» Given task
Filter the listing and keep only the lines with the word "color".

Stored data
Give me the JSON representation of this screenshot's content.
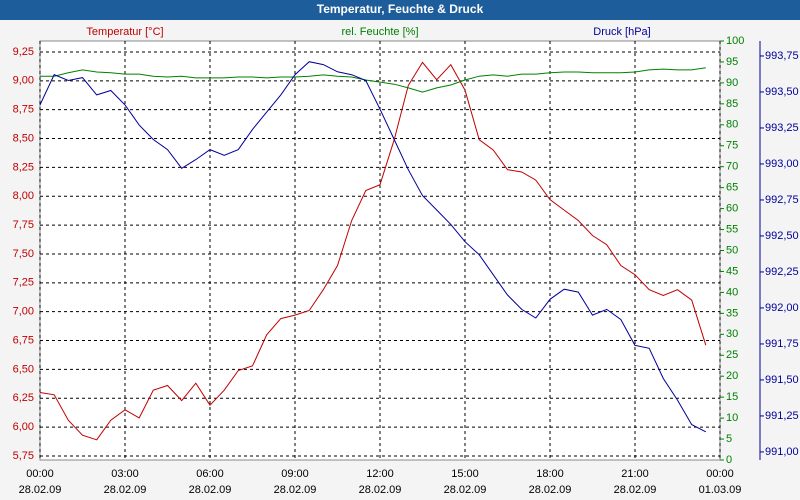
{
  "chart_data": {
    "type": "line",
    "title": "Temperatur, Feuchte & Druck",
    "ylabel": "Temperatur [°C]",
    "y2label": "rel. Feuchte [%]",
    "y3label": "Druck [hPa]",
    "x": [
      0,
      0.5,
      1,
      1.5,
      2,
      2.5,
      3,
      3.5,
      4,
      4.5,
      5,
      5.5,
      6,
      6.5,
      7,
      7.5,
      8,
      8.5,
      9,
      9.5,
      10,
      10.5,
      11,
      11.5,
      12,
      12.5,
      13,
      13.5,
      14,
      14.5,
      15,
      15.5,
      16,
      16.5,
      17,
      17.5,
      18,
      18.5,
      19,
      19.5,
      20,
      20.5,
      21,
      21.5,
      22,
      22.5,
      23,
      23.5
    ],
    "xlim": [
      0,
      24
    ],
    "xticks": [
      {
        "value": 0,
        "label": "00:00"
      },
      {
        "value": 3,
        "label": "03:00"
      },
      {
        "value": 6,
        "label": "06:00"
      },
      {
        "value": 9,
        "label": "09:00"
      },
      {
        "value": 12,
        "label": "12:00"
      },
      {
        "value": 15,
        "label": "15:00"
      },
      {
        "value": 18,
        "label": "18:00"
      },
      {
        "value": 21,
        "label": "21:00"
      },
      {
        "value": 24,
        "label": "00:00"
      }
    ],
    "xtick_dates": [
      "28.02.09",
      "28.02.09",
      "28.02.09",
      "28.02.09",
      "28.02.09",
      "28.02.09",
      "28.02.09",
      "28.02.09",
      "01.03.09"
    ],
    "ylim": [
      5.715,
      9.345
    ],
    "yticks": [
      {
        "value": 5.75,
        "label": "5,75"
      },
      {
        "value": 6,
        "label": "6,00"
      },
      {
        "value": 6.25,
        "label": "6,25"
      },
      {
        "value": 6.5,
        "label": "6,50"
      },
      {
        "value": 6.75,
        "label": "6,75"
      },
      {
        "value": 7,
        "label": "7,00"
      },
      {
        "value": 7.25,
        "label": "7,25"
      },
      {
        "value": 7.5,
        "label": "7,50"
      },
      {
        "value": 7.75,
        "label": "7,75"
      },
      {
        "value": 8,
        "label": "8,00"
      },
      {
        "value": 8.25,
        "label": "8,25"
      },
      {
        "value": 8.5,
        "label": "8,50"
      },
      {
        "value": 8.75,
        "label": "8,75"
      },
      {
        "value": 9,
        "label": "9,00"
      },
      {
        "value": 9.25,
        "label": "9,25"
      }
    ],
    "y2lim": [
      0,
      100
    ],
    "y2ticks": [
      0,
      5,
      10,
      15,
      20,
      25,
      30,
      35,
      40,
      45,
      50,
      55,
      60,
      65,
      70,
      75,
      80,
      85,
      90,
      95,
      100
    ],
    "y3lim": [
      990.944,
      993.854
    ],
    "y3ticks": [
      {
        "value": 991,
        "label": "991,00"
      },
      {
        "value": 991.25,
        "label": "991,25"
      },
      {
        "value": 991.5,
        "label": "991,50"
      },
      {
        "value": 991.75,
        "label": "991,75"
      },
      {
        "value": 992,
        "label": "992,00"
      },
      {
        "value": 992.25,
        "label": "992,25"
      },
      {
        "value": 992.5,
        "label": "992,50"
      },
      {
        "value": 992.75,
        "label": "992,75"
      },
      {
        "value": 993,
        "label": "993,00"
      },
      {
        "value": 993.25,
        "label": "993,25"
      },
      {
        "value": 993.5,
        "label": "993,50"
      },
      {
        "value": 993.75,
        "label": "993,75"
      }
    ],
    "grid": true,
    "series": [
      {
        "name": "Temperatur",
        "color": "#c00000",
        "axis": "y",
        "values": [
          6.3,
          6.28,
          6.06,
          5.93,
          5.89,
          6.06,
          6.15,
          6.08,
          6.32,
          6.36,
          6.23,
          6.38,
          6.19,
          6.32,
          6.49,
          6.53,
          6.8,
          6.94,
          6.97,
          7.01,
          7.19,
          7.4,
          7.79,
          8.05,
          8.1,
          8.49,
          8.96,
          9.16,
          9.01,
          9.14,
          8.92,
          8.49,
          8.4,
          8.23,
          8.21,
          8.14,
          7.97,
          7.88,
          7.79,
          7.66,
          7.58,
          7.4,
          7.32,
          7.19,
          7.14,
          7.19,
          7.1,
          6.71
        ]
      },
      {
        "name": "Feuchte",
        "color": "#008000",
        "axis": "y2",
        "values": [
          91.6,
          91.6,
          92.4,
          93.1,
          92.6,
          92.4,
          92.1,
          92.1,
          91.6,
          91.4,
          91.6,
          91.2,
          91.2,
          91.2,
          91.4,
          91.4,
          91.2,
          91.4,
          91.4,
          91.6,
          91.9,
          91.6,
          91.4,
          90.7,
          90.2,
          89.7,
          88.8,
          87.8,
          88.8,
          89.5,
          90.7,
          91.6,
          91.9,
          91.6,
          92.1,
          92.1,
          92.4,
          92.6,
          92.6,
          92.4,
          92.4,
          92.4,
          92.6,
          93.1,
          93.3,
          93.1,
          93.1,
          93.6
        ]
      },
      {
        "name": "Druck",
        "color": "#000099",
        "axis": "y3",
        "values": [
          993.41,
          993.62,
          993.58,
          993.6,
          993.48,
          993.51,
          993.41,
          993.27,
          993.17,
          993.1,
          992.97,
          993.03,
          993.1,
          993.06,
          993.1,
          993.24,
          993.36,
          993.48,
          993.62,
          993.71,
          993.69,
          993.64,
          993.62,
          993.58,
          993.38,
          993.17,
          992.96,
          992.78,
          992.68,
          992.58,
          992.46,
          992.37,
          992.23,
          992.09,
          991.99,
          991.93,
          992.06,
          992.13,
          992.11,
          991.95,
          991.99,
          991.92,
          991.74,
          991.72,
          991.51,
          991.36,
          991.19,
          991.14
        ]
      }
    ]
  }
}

» Task result
        "color": "#c00000",
        "color": "#008000",
        "color": "#000099",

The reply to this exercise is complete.